# [TASK TO COMPLETE]
Give every line again exactly as it appears, please, but not the pictures.
=======
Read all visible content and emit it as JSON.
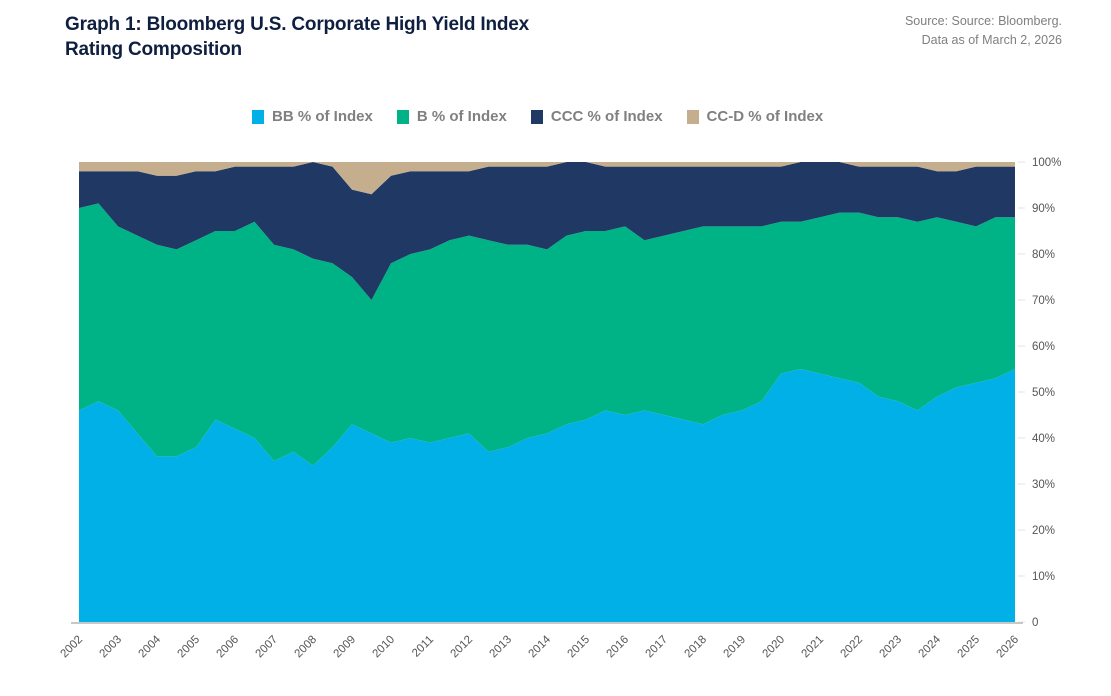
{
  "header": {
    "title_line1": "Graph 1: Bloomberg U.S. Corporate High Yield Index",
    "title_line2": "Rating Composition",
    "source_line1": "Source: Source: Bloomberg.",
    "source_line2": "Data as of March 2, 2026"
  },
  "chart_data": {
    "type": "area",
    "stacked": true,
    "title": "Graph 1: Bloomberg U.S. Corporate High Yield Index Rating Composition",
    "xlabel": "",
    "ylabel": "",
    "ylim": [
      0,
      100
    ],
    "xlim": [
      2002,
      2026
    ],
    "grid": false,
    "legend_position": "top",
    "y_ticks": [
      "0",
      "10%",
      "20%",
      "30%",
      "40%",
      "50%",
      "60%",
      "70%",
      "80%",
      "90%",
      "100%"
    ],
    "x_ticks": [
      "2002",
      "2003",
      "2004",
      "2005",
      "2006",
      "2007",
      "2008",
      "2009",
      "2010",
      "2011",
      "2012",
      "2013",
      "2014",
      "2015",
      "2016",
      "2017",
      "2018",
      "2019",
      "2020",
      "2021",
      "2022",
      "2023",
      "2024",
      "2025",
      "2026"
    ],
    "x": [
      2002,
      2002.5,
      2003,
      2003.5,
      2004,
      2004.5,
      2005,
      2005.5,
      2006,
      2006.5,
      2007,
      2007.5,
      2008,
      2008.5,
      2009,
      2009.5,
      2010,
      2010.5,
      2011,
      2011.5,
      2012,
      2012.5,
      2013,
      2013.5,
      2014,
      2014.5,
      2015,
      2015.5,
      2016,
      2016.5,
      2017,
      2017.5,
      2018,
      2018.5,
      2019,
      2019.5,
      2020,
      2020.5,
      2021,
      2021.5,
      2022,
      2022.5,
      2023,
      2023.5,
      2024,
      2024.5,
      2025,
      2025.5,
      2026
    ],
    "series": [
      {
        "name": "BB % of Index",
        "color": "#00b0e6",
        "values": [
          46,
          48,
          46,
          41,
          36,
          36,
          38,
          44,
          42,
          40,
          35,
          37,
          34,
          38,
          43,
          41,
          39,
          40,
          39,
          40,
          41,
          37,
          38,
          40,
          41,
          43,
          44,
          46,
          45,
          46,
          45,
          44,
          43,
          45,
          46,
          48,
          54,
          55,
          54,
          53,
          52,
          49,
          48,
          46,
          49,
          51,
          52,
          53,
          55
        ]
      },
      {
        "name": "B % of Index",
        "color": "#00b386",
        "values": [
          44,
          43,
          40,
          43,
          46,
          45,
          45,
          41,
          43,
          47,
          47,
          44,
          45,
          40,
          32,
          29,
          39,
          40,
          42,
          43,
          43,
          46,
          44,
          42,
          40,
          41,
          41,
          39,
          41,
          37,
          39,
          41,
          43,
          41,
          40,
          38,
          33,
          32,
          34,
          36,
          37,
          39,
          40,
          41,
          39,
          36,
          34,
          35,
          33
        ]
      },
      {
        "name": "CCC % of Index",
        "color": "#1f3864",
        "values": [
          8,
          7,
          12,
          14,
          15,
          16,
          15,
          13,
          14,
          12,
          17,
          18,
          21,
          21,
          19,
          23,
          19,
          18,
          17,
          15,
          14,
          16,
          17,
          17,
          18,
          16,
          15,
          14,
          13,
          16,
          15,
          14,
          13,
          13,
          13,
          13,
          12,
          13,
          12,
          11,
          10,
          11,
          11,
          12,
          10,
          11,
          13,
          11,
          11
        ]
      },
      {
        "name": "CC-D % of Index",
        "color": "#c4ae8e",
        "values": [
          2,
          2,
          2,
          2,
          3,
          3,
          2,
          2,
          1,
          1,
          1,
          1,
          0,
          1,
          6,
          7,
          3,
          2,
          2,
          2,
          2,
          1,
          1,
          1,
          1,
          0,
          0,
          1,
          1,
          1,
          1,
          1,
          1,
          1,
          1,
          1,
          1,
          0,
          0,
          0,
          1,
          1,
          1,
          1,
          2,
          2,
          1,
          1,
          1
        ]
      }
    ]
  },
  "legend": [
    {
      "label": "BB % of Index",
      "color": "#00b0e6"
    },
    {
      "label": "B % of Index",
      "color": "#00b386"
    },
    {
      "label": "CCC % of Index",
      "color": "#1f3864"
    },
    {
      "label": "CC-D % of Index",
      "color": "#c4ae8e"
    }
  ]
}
=======
# [EXERCISE RESPONSE]
Read all visible content and emit it as JSON.
{
  "header": {
    "title_line1": "Graph 1: Bloomberg U.S. Corporate High Yield Index",
    "title_line2": "Rating Composition",
    "source_line1": "Source: Source: Bloomberg.",
    "source_line2": "Data as of March 2, 2026"
  },
  "chart_data": {
    "type": "area",
    "stacked": true,
    "title": "Graph 1: Bloomberg U.S. Corporate High Yield Index Rating Composition",
    "xlabel": "",
    "ylabel": "",
    "ylim": [
      0,
      100
    ],
    "xlim": [
      2002,
      2026
    ],
    "grid": false,
    "legend_position": "top",
    "y_ticks": [
      "0",
      "10%",
      "20%",
      "30%",
      "40%",
      "50%",
      "60%",
      "70%",
      "80%",
      "90%",
      "100%"
    ],
    "x_ticks": [
      "2002",
      "2003",
      "2004",
      "2005",
      "2006",
      "2007",
      "2008",
      "2009",
      "2010",
      "2011",
      "2012",
      "2013",
      "2014",
      "2015",
      "2016",
      "2017",
      "2018",
      "2019",
      "2020",
      "2021",
      "2022",
      "2023",
      "2024",
      "2025",
      "2026"
    ],
    "x": [
      2002,
      2002.5,
      2003,
      2003.5,
      2004,
      2004.5,
      2005,
      2005.5,
      2006,
      2006.5,
      2007,
      2007.5,
      2008,
      2008.5,
      2009,
      2009.5,
      2010,
      2010.5,
      2011,
      2011.5,
      2012,
      2012.5,
      2013,
      2013.5,
      2014,
      2014.5,
      2015,
      2015.5,
      2016,
      2016.5,
      2017,
      2017.5,
      2018,
      2018.5,
      2019,
      2019.5,
      2020,
      2020.5,
      2021,
      2021.5,
      2022,
      2022.5,
      2023,
      2023.5,
      2024,
      2024.5,
      2025,
      2025.5,
      2026
    ],
    "series": [
      {
        "name": "BB % of Index",
        "color": "#00b0e6",
        "values": [
          46,
          48,
          46,
          41,
          36,
          36,
          38,
          44,
          42,
          40,
          35,
          37,
          34,
          38,
          43,
          41,
          39,
          40,
          39,
          40,
          41,
          37,
          38,
          40,
          41,
          43,
          44,
          46,
          45,
          46,
          45,
          44,
          43,
          45,
          46,
          48,
          54,
          55,
          54,
          53,
          52,
          49,
          48,
          46,
          49,
          51,
          52,
          53,
          55
        ]
      },
      {
        "name": "B % of Index",
        "color": "#00b386",
        "values": [
          44,
          43,
          40,
          43,
          46,
          45,
          45,
          41,
          43,
          47,
          47,
          44,
          45,
          40,
          32,
          29,
          39,
          40,
          42,
          43,
          43,
          46,
          44,
          42,
          40,
          41,
          41,
          39,
          41,
          37,
          39,
          41,
          43,
          41,
          40,
          38,
          33,
          32,
          34,
          36,
          37,
          39,
          40,
          41,
          39,
          36,
          34,
          35,
          33
        ]
      },
      {
        "name": "CCC % of Index",
        "color": "#1f3864",
        "values": [
          8,
          7,
          12,
          14,
          15,
          16,
          15,
          13,
          14,
          12,
          17,
          18,
          21,
          21,
          19,
          23,
          19,
          18,
          17,
          15,
          14,
          16,
          17,
          17,
          18,
          16,
          15,
          14,
          13,
          16,
          15,
          14,
          13,
          13,
          13,
          13,
          12,
          13,
          12,
          11,
          10,
          11,
          11,
          12,
          10,
          11,
          13,
          11,
          11
        ]
      },
      {
        "name": "CC-D % of Index",
        "color": "#c4ae8e",
        "values": [
          2,
          2,
          2,
          2,
          3,
          3,
          2,
          2,
          1,
          1,
          1,
          1,
          0,
          1,
          6,
          7,
          3,
          2,
          2,
          2,
          2,
          1,
          1,
          1,
          1,
          0,
          0,
          1,
          1,
          1,
          1,
          1,
          1,
          1,
          1,
          1,
          1,
          0,
          0,
          0,
          1,
          1,
          1,
          1,
          2,
          2,
          1,
          1,
          1
        ]
      }
    ]
  },
  "legend": [
    {
      "label": "BB % of Index",
      "color": "#00b0e6"
    },
    {
      "label": "B % of Index",
      "color": "#00b386"
    },
    {
      "label": "CCC % of Index",
      "color": "#1f3864"
    },
    {
      "label": "CC-D % of Index",
      "color": "#c4ae8e"
    }
  ]
}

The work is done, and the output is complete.